* WHAT YOU SHOULD DO
Extract all lines that hold the string "işçisi".

* INFORMATION PROVIDED
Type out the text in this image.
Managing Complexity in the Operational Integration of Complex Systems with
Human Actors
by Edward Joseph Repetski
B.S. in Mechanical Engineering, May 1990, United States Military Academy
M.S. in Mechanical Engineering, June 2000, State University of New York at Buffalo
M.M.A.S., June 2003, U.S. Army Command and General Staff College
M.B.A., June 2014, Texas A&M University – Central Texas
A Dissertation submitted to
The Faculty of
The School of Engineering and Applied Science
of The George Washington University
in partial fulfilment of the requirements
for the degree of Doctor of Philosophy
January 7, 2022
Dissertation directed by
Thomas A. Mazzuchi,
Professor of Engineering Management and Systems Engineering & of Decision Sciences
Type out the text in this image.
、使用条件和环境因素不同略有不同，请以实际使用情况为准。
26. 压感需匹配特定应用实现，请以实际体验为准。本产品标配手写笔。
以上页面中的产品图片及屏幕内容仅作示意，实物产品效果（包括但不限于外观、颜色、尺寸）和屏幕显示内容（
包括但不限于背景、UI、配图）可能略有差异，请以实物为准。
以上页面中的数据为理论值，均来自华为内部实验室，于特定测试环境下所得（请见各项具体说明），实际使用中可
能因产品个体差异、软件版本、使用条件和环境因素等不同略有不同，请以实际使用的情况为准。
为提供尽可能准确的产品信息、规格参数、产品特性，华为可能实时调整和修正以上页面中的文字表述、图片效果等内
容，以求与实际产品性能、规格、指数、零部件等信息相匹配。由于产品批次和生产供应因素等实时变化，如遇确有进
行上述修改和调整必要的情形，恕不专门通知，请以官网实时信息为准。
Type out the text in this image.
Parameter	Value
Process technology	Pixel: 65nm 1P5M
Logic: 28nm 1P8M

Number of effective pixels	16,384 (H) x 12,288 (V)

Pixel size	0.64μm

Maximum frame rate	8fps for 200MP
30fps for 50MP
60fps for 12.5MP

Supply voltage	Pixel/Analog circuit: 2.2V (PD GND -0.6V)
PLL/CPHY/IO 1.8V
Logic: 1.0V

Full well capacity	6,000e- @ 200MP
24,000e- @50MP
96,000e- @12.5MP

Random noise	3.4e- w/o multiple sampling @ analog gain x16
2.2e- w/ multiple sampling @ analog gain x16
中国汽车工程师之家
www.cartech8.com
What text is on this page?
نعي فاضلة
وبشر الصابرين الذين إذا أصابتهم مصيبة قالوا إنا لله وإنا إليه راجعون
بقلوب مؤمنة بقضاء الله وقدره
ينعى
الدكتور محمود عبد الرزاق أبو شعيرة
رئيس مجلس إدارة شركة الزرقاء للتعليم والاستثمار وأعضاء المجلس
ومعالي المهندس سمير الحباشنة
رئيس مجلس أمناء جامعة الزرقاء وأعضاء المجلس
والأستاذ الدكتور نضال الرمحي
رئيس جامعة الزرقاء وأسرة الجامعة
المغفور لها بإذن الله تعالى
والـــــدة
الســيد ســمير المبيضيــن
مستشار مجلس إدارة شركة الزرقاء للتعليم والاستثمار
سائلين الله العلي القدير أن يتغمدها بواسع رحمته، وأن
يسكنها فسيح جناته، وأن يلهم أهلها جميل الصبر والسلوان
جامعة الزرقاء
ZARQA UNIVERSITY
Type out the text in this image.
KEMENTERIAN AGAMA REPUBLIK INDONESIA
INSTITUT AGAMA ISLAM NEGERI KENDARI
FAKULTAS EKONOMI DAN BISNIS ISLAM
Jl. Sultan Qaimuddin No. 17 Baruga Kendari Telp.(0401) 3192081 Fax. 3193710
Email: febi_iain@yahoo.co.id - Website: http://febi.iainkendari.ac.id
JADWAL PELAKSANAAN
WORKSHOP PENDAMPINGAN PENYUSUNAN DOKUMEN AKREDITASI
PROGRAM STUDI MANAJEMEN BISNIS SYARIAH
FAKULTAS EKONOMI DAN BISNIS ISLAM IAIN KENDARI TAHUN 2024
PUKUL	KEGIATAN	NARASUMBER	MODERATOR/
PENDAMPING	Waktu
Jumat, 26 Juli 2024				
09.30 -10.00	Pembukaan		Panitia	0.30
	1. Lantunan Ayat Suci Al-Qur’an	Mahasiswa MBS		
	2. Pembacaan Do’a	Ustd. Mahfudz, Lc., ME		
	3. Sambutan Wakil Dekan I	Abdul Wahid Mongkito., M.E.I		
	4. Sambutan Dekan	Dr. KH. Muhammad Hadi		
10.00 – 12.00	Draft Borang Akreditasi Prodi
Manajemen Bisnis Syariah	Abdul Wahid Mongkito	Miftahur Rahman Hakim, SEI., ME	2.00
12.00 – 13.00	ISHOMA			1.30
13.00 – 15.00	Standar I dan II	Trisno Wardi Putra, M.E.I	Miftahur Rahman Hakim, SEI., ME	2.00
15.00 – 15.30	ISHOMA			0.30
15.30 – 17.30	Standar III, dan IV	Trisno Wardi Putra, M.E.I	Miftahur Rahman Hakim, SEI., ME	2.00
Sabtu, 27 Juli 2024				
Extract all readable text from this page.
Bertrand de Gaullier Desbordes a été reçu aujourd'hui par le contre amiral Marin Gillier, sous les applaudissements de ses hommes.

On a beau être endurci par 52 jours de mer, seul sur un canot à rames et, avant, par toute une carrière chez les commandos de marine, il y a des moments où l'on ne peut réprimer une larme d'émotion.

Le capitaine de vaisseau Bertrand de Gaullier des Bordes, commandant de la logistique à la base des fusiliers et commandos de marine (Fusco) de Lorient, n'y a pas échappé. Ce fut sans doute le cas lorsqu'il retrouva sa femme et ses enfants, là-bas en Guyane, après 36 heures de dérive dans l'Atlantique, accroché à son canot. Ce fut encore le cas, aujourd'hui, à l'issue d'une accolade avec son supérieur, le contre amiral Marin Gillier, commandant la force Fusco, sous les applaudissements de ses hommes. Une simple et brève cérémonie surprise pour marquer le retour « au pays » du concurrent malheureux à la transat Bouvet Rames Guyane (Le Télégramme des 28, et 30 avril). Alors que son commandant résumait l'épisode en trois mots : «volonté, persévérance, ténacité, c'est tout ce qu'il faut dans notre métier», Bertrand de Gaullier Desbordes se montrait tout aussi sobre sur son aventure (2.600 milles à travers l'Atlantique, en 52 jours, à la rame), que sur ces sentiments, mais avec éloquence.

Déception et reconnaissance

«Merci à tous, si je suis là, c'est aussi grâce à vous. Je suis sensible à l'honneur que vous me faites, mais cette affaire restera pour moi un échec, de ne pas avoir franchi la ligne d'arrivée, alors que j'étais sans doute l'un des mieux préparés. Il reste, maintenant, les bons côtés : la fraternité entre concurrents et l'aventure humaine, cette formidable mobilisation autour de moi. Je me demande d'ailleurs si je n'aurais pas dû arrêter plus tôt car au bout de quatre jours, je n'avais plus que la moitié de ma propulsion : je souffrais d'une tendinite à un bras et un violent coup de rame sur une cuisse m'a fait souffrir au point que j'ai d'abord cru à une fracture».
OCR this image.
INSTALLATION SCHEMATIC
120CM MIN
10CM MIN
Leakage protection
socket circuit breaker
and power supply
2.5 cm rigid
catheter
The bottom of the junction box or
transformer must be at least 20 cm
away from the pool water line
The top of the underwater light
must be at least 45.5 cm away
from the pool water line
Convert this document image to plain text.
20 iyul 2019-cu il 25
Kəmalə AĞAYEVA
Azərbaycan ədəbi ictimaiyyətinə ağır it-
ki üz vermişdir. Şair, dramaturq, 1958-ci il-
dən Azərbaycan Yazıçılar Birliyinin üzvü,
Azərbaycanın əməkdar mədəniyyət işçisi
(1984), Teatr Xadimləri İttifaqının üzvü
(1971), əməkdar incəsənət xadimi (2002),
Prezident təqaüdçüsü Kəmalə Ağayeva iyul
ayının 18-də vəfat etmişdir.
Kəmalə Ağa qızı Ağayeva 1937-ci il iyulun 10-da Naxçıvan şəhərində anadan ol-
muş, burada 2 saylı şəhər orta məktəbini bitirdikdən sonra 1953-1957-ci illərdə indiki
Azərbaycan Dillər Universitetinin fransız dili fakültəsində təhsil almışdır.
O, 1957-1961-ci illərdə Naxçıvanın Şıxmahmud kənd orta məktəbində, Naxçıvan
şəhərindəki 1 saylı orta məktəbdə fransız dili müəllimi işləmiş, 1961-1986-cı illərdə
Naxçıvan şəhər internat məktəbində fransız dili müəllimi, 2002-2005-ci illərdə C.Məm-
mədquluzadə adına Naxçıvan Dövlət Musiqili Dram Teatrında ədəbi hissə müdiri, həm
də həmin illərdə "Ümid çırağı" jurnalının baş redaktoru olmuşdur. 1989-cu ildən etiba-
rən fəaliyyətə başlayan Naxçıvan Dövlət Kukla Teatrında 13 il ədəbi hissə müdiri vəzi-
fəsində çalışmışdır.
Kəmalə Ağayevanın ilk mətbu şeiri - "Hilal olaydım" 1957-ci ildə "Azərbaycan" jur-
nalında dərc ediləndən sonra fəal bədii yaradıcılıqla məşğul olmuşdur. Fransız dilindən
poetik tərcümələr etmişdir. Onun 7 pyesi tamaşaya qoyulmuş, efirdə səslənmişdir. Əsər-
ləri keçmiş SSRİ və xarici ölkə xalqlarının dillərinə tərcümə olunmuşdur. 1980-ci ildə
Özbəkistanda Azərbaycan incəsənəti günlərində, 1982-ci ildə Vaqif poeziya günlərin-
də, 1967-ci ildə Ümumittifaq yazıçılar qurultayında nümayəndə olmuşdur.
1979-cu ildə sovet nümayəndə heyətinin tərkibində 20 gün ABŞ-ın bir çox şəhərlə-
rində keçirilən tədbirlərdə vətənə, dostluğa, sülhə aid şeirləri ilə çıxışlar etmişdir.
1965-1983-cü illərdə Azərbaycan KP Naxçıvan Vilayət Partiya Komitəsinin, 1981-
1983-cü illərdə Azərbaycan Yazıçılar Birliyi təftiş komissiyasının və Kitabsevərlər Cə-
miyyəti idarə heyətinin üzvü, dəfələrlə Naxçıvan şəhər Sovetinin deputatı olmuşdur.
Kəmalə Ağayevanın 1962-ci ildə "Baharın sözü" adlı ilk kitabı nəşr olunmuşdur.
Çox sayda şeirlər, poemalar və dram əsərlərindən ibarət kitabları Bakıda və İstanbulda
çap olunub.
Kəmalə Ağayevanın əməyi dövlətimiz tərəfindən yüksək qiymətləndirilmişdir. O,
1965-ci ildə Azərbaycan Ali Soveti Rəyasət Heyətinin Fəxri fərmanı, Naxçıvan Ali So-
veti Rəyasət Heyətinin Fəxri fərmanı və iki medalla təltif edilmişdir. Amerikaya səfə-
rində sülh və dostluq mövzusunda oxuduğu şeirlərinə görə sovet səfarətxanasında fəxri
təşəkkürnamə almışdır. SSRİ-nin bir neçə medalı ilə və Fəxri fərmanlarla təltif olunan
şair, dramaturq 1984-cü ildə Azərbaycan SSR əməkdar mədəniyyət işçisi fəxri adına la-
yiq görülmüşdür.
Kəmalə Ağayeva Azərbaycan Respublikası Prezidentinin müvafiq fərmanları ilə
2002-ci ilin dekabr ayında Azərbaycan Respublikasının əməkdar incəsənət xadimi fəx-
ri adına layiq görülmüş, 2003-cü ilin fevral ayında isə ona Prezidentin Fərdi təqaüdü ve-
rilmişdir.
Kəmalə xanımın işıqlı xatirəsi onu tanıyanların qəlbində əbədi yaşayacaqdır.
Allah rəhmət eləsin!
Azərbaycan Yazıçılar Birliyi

* FINISHED ANSWER
Azərbaycanın əməkdar mədəniyyət işçisi
şair, dramaturq 1984-cü ildə Azərbaycan SSR əməkdar mədəniyyət işçisi fəxri adına la-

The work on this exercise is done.